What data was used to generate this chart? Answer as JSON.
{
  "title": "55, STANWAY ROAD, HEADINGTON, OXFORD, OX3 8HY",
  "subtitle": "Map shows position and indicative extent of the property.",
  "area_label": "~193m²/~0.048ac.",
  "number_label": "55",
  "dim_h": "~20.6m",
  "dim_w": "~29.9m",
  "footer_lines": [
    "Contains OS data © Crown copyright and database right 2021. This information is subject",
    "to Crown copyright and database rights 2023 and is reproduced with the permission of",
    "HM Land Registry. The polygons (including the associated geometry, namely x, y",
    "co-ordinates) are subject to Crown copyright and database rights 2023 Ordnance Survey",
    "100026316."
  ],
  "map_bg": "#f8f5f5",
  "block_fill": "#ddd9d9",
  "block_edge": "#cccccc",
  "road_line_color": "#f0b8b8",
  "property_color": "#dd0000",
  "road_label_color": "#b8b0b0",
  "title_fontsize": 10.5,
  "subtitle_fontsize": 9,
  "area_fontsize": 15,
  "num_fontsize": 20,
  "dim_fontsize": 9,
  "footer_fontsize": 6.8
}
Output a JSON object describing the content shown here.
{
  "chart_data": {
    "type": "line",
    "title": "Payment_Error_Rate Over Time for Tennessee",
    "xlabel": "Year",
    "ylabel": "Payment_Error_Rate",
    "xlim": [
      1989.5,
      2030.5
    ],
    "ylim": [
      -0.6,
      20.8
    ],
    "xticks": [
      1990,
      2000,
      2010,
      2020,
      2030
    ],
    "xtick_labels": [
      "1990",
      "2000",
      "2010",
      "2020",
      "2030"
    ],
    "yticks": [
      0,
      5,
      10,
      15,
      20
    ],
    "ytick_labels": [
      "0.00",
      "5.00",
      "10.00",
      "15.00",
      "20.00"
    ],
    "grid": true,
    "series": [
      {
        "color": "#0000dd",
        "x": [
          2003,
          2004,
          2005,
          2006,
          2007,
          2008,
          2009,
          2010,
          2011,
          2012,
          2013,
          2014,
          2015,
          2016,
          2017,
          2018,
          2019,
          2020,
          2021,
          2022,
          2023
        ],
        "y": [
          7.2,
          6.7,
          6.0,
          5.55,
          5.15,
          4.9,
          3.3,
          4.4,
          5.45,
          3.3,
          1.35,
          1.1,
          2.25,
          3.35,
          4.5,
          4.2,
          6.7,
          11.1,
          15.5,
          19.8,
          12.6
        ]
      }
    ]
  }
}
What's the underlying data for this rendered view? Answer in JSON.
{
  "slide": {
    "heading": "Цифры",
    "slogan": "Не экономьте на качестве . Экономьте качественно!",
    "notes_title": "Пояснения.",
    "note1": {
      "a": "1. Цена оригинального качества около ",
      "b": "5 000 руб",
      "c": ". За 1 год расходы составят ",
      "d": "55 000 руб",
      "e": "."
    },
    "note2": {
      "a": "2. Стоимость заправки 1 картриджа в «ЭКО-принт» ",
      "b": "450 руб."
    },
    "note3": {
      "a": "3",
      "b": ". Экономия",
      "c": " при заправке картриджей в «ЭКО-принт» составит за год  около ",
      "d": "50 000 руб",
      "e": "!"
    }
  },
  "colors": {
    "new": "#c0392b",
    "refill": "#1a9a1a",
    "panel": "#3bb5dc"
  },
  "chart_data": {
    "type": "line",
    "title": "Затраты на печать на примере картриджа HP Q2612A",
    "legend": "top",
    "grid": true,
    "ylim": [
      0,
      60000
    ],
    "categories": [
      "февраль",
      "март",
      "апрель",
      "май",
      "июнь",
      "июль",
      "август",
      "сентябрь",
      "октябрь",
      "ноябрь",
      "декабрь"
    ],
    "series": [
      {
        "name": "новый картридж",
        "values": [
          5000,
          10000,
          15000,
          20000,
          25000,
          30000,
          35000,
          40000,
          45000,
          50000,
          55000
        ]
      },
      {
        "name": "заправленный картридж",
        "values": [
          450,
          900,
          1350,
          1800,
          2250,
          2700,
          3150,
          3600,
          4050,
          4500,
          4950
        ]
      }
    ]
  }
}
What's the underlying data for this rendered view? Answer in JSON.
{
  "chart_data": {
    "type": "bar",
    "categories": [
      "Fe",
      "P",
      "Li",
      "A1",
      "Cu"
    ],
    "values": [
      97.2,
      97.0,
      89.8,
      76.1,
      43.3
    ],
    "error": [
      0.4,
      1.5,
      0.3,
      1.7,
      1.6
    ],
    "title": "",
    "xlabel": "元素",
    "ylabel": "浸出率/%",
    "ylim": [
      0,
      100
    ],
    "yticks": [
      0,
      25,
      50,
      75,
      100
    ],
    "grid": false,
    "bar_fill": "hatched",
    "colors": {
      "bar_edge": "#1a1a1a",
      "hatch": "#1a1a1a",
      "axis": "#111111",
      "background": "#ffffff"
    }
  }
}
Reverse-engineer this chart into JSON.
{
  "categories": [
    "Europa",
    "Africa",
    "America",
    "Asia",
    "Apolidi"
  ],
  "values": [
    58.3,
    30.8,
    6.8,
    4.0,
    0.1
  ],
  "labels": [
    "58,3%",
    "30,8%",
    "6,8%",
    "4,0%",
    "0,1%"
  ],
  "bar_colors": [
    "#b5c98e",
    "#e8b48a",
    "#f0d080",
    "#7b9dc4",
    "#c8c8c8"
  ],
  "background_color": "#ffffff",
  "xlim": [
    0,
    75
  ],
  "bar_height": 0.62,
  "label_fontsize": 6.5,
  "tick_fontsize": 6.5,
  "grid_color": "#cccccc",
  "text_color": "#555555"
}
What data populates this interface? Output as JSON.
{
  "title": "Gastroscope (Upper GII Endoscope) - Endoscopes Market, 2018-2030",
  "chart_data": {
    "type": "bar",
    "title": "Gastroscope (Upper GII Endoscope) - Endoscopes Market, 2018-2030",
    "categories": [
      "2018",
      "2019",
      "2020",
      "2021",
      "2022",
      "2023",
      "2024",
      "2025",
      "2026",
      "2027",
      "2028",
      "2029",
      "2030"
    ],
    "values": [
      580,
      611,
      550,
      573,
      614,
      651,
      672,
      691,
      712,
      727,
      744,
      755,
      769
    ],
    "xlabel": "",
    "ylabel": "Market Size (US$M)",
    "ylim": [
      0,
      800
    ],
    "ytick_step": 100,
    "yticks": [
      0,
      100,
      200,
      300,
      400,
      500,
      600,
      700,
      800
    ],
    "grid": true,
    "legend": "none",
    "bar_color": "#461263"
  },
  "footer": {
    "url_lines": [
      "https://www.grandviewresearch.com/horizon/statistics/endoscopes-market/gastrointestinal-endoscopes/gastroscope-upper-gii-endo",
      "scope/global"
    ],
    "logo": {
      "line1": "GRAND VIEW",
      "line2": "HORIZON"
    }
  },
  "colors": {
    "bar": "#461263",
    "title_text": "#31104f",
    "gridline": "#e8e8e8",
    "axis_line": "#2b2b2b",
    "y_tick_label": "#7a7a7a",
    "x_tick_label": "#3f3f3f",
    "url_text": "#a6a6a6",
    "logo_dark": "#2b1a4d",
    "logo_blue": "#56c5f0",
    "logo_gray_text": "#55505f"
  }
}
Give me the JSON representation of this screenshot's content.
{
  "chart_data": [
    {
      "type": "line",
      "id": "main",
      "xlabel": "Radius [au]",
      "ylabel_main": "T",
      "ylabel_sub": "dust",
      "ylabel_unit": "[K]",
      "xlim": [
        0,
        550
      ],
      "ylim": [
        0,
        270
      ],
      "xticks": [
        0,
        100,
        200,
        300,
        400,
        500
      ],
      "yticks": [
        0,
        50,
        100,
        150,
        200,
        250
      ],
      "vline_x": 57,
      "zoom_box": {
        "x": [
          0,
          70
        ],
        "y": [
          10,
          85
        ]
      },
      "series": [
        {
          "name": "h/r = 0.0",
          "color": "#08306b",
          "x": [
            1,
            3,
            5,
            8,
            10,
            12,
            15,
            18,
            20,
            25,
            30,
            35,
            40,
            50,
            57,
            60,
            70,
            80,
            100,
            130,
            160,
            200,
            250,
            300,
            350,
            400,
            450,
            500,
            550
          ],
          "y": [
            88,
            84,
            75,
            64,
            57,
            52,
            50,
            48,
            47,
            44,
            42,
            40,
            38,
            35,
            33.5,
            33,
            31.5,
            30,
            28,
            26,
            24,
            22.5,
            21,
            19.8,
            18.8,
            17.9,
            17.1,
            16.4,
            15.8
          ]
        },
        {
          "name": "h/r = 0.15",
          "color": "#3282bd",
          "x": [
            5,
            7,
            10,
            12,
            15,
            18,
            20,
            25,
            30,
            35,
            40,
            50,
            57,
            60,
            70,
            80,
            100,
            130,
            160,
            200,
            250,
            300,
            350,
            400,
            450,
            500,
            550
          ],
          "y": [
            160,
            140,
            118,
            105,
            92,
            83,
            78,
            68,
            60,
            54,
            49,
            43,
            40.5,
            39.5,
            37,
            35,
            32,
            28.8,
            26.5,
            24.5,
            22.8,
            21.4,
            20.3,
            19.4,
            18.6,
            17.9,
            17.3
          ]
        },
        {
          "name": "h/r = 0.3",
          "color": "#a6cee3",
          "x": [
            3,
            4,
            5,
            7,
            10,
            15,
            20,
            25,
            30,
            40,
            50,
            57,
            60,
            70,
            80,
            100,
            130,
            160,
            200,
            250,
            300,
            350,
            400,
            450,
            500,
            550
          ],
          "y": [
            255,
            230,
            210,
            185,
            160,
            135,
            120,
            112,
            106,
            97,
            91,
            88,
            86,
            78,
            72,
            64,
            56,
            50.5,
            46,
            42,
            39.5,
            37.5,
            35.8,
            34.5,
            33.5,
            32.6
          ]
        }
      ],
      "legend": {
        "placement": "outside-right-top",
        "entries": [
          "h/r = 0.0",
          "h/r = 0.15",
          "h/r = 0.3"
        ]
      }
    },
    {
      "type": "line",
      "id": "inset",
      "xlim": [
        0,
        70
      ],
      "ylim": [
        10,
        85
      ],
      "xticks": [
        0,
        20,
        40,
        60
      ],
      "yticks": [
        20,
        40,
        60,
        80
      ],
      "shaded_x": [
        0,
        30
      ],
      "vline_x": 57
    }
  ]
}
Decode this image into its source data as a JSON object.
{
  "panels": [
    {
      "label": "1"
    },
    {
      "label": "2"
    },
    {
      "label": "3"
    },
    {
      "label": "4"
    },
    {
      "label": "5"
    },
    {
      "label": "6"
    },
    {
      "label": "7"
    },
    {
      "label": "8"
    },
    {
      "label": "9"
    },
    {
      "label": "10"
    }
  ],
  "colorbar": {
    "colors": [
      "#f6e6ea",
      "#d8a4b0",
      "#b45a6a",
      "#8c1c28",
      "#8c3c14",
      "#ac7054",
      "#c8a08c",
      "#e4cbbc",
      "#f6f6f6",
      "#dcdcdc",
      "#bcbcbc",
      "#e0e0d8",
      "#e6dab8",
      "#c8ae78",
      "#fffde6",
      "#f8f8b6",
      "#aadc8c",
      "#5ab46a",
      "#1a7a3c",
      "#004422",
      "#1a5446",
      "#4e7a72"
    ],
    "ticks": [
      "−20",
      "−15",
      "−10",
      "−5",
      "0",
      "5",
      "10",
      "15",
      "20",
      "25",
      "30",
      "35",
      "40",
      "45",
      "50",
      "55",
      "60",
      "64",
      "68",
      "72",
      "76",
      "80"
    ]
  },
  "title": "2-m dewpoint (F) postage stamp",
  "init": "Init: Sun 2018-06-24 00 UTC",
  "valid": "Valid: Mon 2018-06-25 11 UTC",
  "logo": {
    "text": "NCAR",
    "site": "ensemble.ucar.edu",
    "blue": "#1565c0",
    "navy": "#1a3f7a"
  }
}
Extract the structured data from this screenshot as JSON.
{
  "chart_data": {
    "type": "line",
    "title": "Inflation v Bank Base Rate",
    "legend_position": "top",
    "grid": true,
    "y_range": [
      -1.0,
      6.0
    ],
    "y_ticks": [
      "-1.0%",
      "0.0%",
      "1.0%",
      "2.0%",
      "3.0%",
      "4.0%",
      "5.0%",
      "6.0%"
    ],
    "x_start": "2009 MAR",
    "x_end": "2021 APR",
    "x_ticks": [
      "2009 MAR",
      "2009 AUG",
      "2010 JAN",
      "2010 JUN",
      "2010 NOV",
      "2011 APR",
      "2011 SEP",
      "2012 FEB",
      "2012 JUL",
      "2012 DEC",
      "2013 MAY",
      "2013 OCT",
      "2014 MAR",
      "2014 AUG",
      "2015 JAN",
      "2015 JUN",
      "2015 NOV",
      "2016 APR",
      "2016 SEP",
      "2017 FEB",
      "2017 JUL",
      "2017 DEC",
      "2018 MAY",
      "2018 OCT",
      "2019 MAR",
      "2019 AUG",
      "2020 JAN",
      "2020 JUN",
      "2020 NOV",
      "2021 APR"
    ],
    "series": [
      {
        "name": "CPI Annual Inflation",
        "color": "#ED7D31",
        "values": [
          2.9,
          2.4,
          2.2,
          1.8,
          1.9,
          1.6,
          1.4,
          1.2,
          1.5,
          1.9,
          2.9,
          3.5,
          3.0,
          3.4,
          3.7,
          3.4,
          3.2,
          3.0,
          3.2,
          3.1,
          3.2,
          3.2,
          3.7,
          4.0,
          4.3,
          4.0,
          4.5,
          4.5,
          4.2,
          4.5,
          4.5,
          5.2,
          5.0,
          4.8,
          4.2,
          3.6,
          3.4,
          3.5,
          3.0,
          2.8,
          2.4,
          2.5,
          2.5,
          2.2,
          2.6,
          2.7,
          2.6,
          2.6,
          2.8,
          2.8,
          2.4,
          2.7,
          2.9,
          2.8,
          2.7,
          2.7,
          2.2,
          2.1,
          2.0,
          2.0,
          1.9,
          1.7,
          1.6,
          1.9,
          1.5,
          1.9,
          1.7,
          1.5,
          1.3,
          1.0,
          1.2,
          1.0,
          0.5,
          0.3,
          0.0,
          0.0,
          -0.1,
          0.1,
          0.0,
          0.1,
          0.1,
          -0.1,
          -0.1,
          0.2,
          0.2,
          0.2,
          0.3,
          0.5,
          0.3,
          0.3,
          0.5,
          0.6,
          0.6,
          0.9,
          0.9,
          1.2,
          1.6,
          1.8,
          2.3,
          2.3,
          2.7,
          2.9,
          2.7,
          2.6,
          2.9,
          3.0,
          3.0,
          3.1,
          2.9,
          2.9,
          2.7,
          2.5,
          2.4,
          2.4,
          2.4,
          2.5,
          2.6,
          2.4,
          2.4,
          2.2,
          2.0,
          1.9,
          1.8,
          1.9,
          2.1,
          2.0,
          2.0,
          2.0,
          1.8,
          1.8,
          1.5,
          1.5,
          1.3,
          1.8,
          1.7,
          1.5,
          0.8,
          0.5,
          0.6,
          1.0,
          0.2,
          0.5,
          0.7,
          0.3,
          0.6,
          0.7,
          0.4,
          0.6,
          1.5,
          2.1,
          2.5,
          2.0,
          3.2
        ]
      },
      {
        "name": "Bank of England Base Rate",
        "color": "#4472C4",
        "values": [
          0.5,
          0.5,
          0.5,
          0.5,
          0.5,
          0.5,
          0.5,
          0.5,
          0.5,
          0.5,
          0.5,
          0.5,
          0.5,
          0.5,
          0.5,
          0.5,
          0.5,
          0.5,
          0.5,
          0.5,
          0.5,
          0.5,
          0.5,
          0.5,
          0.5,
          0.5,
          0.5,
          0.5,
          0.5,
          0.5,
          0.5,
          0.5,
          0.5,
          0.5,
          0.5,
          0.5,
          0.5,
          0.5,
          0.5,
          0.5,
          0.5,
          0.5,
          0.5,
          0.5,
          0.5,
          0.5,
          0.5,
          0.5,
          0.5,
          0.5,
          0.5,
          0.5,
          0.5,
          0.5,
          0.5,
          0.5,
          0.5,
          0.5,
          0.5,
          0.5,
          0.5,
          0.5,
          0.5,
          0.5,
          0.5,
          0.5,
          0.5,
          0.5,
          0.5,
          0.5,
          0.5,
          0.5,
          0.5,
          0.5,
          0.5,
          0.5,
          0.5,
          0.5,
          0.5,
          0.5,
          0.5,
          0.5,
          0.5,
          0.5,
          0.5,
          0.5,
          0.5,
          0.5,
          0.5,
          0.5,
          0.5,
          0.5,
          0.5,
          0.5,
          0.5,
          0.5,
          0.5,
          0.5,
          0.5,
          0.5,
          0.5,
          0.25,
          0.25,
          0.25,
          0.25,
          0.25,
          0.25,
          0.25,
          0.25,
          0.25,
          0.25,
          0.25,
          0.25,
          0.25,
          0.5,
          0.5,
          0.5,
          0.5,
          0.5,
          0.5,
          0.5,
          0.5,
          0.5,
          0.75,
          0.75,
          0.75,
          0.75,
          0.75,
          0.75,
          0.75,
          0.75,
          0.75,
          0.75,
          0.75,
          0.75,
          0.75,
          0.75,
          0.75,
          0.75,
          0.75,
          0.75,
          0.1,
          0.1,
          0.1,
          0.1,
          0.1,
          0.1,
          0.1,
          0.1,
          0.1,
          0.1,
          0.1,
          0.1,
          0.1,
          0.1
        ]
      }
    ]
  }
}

EXERCISE DESCRIPTION - Count each line of the data where the word "около" appears, then reply with the total only.

SOLUTION - 2